Salin ulang bagian teks tentang argumen strawman, mulai dari "Mari kita bedah" sampai "buah perbuatan baik.", dan ganti "lawan" dengan "pihak lain".

→ **TEKS BACAAN**
_ _ _ _ _
Pertanyaan ini menyentuh
jantung dari perdebatan panjang antara teologi Katolik dan Calvinisme, dan
harus dibedah dengan pisau logika, bukan dengan belati emosi. Kita perlu
membedakan antara (1) karikatur yang disengaja (strawman), dan (2)
representasi kritis yang menyoroti implikasi logis dari ajaran Calvin
tanpa mengutipnya di luar konteks.
Mari kita bedah dengan
struktur argumentatif.
1. Apa itu strawman
argument?
Dalam logika, strawman
berarti menyelewengkan posisi lawan—membuat versi lemah dan absurd dari
argumennya—lalu menyerangnya, seolah itu posisi asli lawan. Misalnya: “Calvinis
percaya bahwa manusia tidak perlu berbuat baik.” Padahal Calvin sendiri
menekankan bahwa iman sejati selalu menghasilkan buah perbuatan baik.
Itu strawman.
2. Apakah Gereja Katolik
bersalah melakukan itu?
_ _ _ _ _
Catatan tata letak
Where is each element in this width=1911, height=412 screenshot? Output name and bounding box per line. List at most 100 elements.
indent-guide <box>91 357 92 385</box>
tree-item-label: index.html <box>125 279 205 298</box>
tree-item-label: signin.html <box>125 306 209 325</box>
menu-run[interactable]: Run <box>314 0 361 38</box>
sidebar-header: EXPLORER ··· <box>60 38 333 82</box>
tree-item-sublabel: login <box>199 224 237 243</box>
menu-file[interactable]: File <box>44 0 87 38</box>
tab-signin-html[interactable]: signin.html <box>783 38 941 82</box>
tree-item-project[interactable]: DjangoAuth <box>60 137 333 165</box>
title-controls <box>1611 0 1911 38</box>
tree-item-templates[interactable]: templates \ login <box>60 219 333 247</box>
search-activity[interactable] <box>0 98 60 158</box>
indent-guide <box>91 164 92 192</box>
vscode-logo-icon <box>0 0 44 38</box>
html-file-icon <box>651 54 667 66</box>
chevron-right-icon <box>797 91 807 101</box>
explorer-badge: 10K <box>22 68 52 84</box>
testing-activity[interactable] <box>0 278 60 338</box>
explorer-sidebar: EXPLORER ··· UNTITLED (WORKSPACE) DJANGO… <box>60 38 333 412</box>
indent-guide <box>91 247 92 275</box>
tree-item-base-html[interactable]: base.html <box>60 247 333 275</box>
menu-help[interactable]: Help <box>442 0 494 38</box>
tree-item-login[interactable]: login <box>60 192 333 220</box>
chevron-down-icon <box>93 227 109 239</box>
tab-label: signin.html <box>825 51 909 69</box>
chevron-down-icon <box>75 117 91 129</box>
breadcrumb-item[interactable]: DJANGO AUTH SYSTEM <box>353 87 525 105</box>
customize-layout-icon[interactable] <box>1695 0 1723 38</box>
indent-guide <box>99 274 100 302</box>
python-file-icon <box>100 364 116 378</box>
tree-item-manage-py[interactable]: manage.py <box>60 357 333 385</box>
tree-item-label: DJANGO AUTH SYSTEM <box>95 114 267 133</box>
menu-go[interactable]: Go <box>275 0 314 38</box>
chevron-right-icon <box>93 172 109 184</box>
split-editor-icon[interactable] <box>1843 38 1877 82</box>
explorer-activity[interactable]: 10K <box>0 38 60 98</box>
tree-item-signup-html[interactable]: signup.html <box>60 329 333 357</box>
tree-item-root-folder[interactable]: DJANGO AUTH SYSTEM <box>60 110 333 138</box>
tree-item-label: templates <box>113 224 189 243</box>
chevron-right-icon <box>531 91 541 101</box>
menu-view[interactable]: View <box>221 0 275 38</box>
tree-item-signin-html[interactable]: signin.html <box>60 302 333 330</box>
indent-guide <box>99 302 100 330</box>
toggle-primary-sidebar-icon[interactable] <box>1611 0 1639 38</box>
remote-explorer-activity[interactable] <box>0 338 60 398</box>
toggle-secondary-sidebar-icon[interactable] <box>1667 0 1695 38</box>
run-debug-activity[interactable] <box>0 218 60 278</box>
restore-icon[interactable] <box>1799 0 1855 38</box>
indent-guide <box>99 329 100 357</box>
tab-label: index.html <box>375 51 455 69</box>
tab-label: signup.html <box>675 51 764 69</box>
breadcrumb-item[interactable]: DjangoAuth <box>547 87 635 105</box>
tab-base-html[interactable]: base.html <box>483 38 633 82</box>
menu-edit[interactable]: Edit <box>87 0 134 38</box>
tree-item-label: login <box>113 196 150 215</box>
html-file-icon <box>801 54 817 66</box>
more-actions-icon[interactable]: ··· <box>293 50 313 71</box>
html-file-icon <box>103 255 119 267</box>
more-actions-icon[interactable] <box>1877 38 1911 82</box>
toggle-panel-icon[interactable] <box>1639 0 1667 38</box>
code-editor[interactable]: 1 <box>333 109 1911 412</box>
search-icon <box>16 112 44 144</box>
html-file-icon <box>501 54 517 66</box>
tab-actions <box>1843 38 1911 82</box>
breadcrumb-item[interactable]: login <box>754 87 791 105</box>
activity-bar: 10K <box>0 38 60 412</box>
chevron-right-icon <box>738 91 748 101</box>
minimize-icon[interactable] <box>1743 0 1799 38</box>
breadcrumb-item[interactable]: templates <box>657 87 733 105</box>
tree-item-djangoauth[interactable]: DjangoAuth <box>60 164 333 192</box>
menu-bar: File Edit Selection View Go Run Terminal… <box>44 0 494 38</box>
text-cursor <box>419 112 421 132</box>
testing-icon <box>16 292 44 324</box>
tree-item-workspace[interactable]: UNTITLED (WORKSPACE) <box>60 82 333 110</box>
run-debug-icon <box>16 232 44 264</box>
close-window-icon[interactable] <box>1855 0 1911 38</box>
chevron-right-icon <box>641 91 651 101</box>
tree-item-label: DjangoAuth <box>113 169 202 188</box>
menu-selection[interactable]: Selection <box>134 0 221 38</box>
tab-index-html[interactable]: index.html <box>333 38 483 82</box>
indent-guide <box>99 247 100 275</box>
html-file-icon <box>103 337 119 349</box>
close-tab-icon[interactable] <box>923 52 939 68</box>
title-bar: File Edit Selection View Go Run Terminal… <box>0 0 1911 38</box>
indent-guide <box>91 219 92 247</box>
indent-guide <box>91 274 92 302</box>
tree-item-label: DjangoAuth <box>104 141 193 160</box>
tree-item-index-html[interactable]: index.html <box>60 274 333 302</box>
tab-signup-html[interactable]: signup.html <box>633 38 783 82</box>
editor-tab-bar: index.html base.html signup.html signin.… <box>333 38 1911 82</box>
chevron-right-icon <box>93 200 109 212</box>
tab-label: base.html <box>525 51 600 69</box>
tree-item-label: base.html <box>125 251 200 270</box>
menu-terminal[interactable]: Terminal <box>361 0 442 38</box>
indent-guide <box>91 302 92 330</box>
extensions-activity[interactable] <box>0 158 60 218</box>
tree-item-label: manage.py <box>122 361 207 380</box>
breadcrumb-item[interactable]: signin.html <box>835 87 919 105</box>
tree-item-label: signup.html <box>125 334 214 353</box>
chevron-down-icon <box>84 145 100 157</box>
_ _ _ _ _
→ **JAWABAN BENAR**
Mari kita bedah dengan
struktur argumentatif.
1. Apa itu strawman
argument?
Dalam logika, strawman
berarti menyelewengkan posisi pihak lain—membuat versi lemah dan absurd dari
argumennya—lalu menyerangnya, seolah itu posisi asli pihak lain. Misalnya: “Calvinis
percaya bahwa manusia tidak perlu berbuat baik.” Padahal Calvin sendiri
menekankan bahwa iman sejati selalu menghasilkan buah perbuatan baik.